_Set problem 1_: Rewrite the entries between the line holding "Patent image size: (1046, 751)." and the line holding "The outer sound", inclusive, as a Markdown table with the columns Row and Line, one row per line and blank lines omitted.

_Page_:
Back then after you engaged the transfer case the front tires had to make a couple forward revolutions to engage the hubs, to disengage the hubs you had to disengage the transfer case and back up to reverses the process.
Everyone I knew that had those hubs changed over to manual hubs. Ford stopped this design in '97 and went to a vacuum operated hub for auto locking on vehicles with electronic 4X4 which still suck but you don't have to go forward and backwards to engage/disengage.


----------



## Randall Ave (Oct 29, 2014)

BUFF said:


> Back then after you engaged the transfer case the front tires had to make a couple forward revolutions to engage the hubs, to disengage the hubs you had to disengage the transfer case and back up to reverses the process.
> Everyone I knew that had those hubs changed over to manual hubs. Ford stopped this design in '97 and went to a vacuum operated hub for auto locking on vehicles with electronic 4X4 which still suck but you don't have to go forward and backwards to engage/disengage.


That's what I thought, back then Ford no vacuum. It was mechanical, and the auto hubs sucked.


----------



## EWSplow (Dec 4, 2012)

Randall Ave said:


> That's what I thought, back then Ford no vacuum. It was mechanical, and the auto hubs sucked.


You and Buff know far more than I. I thought they were vacuum assist.
OP, listen to these guys.


----------



## Randall Ave (Oct 29, 2014)

EWSplow said:


> You and Buff know far more than I. I thought they were vacuum assist.
> OP, listen to these guys.


What you trying to say, were OLD?, Actually Buff's not, just me and Fred.


----------



## BUFF (Dec 24, 2009)

Randall Ave said:


> What you trying to say, were OLD?


You have me by 4yrs....... Old timer....


----------



## EWSplow (Dec 4, 2012)

Randall Ave said:


> What you trying to say, were OLD?


LOL You're older, Buff's younger. Guess I'm just all that knowledgeable.
I was a little surprised they weren't vacuum. Other manufacturers have been using vacuum for decades. I think.


----------



## BUFF (Dec 24, 2009)

EWSplow said:


> LOL You're older, Buff's younger. Guess I'm just all that knowledgeable.
> I was a little surprised they weren't vacuum. Other manufacturers have been using vacuum for decades. I think.


1st is was GM when they stopped square bodys, then Dodge in '94 when they stopped the W series. Ford was the hold oot but still offers locking hubs and floor shift 4WD.


----------



## EWSplow (Dec 4, 2012)

BUFF said:


> 1st is was GM when they stopped square bodys, then Dodge in '94 when they stopped the W series. Ford was the hold oot but still offers locking hubs and floor shift 4WD.


Let me check, but I believe my 85 Cherokee has vacuum.


----------



## BUFF (Dec 24, 2009)

EWSplow said:


> Let me check, but I believe my 85 Cherokee has vacuum.


Hmmmmm..... A f-150 is barely a "truck" a Cherrykey is a car and this discussion is in the Truck and Equip thread......:laughing:
But you are corect


----------



## Mark Oomkes (Dec 10, 2000)

_Set problem 2_: Extend the forum thread about Ford locking hubs past its final line.

Excerpt from a dataset
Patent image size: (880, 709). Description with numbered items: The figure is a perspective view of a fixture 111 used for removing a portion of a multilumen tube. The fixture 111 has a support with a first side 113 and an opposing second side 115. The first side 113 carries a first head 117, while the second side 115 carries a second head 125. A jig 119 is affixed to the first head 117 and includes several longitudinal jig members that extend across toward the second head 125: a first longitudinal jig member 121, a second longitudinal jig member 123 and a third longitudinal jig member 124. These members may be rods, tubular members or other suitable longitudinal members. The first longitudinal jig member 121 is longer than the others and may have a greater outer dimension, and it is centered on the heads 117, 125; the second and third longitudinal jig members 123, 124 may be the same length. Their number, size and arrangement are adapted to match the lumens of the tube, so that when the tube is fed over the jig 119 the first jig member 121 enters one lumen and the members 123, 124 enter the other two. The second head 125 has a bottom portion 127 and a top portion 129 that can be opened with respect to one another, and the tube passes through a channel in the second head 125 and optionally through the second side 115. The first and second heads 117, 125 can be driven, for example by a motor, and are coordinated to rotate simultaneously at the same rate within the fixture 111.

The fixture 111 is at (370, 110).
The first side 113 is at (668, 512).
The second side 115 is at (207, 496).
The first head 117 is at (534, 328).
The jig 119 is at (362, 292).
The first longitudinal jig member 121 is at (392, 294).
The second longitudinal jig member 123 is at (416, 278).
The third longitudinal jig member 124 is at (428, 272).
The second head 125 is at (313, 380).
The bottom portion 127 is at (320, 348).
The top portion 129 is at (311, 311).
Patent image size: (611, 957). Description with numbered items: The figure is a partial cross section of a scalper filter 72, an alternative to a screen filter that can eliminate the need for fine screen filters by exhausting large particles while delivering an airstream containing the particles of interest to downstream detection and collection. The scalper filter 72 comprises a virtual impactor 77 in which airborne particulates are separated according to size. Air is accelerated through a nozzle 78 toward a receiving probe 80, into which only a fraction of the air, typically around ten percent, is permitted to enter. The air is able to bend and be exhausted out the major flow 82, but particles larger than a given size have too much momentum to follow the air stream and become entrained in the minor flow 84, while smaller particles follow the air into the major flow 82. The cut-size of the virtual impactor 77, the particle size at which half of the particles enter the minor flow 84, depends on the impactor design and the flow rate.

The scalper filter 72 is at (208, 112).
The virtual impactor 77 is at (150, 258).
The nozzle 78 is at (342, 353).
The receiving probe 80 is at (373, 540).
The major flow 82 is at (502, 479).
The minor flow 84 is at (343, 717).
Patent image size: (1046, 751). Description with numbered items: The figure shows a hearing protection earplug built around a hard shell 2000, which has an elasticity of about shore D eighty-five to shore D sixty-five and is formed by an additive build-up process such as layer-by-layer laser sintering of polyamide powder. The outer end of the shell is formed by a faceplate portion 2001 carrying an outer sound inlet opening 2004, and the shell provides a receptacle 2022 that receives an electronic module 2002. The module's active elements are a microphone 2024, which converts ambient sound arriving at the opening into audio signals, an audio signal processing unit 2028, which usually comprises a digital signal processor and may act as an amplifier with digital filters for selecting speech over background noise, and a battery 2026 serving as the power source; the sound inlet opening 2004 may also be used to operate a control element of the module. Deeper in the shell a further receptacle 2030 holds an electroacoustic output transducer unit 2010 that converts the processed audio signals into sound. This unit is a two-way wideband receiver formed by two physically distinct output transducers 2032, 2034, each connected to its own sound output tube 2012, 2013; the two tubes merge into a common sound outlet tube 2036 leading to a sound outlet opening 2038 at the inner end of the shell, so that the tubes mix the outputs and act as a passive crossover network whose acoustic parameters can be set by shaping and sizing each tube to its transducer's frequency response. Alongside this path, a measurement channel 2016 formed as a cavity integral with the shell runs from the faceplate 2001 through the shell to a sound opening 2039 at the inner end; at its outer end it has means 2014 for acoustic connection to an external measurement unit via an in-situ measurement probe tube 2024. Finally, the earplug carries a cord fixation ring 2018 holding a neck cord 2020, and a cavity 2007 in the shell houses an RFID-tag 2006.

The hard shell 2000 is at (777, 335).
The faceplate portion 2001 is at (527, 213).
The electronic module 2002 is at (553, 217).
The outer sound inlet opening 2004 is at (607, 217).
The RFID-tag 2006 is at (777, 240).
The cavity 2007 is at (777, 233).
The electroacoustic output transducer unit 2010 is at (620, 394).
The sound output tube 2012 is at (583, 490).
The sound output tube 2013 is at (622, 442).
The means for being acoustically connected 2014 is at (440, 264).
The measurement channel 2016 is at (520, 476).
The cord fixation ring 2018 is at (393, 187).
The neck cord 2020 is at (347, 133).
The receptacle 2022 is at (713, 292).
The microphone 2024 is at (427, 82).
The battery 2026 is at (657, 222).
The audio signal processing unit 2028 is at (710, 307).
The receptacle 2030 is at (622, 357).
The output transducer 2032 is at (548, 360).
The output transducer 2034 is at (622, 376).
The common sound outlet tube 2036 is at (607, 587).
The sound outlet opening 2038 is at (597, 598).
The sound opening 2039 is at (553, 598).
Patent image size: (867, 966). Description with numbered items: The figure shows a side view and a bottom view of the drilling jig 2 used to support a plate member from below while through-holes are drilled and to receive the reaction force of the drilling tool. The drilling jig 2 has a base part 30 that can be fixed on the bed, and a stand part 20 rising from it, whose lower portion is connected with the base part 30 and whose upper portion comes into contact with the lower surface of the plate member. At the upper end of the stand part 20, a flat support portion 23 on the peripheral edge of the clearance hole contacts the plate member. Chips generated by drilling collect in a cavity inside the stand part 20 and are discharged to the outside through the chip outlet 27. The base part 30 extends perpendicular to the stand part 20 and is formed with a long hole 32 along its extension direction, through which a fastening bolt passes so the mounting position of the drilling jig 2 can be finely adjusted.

_Final answer 1_:
| Row | Line |
|---|---|
| 1 | Patent image size: (1046, 751). Description with numbered items: The figure shows a hearing protection earplug built around a hard shell 2000, which has an elasticity of about shore D eighty-five to shore D sixty-five and is formed by an additive build-up process such as layer-by-layer laser sintering of polyamide powder. The outer end of the shell is formed by a faceplate portion 2001 carrying an outer sound inlet opening 2004, and the shell provides a receptacle 2022 that receives an electronic module 2002. The module's active elements are a microphone 2024, which converts ambient sound arriving at the opening into audio signals, an audio signal processing unit 2028, which usually comprises a digital signal processor and may act as an amplifier with digital filters for selecting speech over background noise, and a battery 2026 serving as the power source; the sound inlet opening 2004 may also be used to operate a control element of the module. Deeper in the shell a further receptacle 2030 holds an electroacoustic output transducer unit 2010 that converts the processed audio signals into sound. This unit is a two-way wideband receiver formed by two physically distinct output transducers 2032, 2034, each connected to its own sound output tube 2012, 2013; the two tubes merge into a common sound outlet tube 2036 leading to a sound outlet opening 2038 at the inner end of the shell, so that the tubes mix the outputs and act as a passive crossover network whose acoustic parameters can be set by shaping and sizing each tube to its transducer's frequency response. Alongside this path, a measurement channel 2016 formed as a cavity integral with the shell runs from the faceplate 2001 through the shell to a sound opening 2039 at the inner end; at its outer end it has means 2014 for acoustic connection to an external measurement unit via an in-situ measurement probe tube 2024. Finally, the earplug carries a cord fixation ring 2018 holding a neck cord 2020, and a cavity 2007 in the shell houses an RFID-tag 2006. |
| 2 | The hard shell 2000 is at (777, 335). |
| 3 | The faceplate portion 2001 is at (527, 213). |
| 4 | The electronic module 2002 is at (553, 217). |
| 5 | The outer sound inlet opening 2004 is at (607, 217). |

_Final answer 2_:
Vacuum hubs in the early days sucked. And not just because they were vacuum activated. 

I remember them going bad in my '00 F350, they wanted some stupid amount to replace them...$800 or something because the seal was bad. Screw that, I can turn them manually twice a year for a lot less than that.


----------



## EWSplow (Dec 4, 2012)

Mark Oomkes said:


> Vacuum hubs in the early days sucked. And not just because they were vacuum activated.
> 
> I remember them going bad in my '00 F350, they wanted some stupid amount to replace them...$800 or something because the seal was bad. Screw that, I can turn them manually twice a year for a lot less than that.


As did the stock hubs.


----------



## BossPlow2010 (Sep 29, 2010)

Mark Oomkes said:


> Vacuum hubs in the early days sucked. And not just because they were vacuum activated.
> 
> I remember them going bad in my '00 F350, they wanted some stupid amount to replace them...$800 or something because the seal was bad. Screw that, I can turn them manually twice a year for a lot less than that.


Didn't the vacuum control the direction of air/ defrost vents as well?
I recal my 04 had a vacuum go bad


----------



## Mark Oomkes (Dec 10, 2000)

EWSplow said:


> As did the stock hubs.


True enough...the hubs on that truck were the vacuum or manual. So I still could have 4WD, just had to manually lock them in. They lasted for a long time before we replaced with Warns.


----------



## Mark Oomkes (Dec 10, 2000)

BossPlow2010 said:


> Didn't the vacuum control the direction of air/ defrost vents as well?


LOL...that's right, if it went bad you ended up with only one, can't remember which...all defrost or all heat.

Don't forget the hydroboost brake\steering. That pump went out and you lost power brakes AND steering.


----------



## Randall Ave (Oct 29, 2014)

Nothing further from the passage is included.